___ EXERCISE INPUT ___

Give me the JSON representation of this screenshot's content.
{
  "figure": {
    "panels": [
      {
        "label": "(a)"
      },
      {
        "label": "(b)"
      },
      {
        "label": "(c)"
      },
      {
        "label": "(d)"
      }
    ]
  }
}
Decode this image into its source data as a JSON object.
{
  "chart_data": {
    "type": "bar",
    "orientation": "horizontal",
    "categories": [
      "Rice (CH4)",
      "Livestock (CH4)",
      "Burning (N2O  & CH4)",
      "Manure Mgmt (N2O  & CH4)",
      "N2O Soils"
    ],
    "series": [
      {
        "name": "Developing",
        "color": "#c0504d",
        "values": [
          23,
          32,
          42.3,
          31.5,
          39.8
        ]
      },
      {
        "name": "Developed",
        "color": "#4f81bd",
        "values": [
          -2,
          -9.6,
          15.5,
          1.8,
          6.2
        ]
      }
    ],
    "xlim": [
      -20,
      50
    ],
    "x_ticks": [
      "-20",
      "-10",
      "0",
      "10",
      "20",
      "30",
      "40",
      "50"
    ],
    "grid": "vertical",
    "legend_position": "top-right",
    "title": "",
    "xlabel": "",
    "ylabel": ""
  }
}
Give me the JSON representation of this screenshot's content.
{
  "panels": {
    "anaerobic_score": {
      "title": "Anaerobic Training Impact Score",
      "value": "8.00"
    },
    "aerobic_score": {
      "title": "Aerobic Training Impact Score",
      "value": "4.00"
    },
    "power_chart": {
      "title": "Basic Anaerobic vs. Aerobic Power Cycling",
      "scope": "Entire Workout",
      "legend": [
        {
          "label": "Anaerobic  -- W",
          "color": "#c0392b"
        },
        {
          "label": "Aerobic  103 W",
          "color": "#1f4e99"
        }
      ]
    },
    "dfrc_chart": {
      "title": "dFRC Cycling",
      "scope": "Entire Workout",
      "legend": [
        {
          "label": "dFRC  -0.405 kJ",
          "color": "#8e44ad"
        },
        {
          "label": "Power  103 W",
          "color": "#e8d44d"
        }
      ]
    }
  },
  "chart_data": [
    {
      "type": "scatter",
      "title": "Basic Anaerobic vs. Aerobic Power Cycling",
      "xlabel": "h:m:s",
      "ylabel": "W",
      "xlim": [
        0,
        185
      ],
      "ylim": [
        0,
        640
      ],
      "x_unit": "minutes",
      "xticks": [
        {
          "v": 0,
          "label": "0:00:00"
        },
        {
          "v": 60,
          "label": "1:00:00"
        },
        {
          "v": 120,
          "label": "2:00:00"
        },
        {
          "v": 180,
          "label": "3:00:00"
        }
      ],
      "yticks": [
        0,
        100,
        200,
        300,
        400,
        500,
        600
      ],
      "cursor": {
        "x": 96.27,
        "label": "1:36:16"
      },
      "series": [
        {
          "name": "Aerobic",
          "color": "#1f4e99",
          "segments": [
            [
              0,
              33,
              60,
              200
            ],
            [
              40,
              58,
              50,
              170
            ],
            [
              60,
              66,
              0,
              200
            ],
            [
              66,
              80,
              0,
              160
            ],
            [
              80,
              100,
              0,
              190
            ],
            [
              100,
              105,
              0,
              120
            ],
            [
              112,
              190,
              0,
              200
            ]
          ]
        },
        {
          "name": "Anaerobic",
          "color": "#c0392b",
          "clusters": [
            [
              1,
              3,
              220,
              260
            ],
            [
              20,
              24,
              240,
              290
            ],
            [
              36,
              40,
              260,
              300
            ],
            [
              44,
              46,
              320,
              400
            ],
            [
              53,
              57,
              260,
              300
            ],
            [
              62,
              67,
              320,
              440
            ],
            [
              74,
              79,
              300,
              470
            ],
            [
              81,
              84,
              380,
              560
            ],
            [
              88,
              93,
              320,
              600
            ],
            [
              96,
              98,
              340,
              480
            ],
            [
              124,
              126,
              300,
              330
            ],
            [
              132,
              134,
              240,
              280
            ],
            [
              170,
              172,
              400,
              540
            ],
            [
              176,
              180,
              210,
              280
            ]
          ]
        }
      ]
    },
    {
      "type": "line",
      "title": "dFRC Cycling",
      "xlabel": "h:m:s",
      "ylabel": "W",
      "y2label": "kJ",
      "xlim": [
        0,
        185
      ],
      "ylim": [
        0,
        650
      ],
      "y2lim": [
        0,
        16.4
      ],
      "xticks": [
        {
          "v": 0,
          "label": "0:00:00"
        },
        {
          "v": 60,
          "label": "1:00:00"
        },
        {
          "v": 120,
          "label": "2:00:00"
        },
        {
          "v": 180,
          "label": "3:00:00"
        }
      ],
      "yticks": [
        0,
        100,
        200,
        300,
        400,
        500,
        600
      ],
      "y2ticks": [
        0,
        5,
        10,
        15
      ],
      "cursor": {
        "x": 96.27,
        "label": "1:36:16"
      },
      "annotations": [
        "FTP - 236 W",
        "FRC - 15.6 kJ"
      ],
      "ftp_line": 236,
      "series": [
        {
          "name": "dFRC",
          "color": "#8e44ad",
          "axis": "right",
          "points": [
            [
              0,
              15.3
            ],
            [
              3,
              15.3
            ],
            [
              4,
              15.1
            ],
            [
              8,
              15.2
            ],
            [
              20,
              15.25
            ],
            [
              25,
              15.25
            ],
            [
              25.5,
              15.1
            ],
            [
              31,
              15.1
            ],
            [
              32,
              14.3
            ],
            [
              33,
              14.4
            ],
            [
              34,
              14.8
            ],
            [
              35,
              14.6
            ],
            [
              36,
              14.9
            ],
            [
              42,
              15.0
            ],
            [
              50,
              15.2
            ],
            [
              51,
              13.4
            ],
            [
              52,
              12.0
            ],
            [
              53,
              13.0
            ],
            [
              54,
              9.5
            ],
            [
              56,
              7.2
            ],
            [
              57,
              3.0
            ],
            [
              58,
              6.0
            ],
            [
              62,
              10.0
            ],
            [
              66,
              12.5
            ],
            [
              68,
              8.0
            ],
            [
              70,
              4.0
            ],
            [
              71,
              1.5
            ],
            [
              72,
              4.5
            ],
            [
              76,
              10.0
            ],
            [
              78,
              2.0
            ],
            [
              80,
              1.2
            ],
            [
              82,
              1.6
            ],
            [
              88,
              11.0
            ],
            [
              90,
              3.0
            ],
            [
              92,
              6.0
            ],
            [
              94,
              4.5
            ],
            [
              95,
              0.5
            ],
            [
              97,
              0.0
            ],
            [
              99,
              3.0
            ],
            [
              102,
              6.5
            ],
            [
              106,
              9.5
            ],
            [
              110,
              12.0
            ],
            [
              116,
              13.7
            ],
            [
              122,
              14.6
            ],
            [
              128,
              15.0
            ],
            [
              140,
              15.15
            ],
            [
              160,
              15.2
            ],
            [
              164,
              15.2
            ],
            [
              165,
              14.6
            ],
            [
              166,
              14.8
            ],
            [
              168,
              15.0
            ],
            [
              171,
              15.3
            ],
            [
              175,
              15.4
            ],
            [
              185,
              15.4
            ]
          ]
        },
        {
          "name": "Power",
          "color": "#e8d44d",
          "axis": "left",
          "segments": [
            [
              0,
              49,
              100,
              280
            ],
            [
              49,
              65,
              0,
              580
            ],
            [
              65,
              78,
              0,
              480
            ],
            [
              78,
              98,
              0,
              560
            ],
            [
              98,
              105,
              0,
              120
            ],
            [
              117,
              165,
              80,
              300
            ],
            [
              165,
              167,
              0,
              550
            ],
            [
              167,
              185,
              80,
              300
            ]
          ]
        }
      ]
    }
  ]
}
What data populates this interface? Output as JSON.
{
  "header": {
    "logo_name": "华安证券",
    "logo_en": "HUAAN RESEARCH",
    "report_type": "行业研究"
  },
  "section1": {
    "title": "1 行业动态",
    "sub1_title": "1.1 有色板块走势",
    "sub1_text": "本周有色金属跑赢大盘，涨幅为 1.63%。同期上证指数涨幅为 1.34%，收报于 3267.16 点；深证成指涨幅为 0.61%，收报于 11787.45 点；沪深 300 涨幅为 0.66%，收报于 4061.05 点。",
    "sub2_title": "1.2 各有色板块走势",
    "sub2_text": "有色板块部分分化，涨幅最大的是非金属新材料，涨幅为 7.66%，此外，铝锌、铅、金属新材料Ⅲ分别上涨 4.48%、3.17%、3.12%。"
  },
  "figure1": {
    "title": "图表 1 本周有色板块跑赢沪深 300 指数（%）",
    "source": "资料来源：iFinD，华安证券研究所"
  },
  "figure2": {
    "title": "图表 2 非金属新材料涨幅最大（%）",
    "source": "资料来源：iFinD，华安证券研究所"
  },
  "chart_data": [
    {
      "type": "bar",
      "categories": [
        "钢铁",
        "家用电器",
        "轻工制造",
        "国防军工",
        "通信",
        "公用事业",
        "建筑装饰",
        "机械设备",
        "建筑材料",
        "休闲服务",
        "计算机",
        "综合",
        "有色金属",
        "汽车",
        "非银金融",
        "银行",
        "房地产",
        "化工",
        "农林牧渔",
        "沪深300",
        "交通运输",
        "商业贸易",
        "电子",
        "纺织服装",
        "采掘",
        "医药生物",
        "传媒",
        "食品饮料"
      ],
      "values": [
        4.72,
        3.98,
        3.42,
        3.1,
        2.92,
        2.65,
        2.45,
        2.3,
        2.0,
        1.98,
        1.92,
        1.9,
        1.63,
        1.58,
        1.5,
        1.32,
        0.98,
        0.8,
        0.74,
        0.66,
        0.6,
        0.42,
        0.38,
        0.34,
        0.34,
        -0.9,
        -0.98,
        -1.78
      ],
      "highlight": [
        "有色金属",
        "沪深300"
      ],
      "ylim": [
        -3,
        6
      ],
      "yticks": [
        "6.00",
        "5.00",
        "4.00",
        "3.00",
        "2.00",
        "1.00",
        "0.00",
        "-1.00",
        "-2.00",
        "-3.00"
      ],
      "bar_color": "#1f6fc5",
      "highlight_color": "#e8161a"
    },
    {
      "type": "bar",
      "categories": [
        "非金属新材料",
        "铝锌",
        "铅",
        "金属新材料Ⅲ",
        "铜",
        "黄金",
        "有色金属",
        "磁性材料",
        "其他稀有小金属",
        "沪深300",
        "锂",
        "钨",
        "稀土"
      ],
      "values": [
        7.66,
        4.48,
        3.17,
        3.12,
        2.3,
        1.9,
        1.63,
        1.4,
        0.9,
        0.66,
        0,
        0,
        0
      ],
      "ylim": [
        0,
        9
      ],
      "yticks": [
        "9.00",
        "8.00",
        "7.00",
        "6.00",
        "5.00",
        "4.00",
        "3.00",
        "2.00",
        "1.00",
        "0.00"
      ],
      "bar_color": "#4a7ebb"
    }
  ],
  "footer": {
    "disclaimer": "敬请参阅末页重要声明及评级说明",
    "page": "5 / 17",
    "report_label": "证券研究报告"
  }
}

___

**INSTRUCTIONS TO FOLLOW:** Copy out each line of the material that holds the word "Impact".

**OUTPUT BELOW:**
      "title": "Anaerobic Training Impact Score",
      "title": "Aerobic Training Impact Score",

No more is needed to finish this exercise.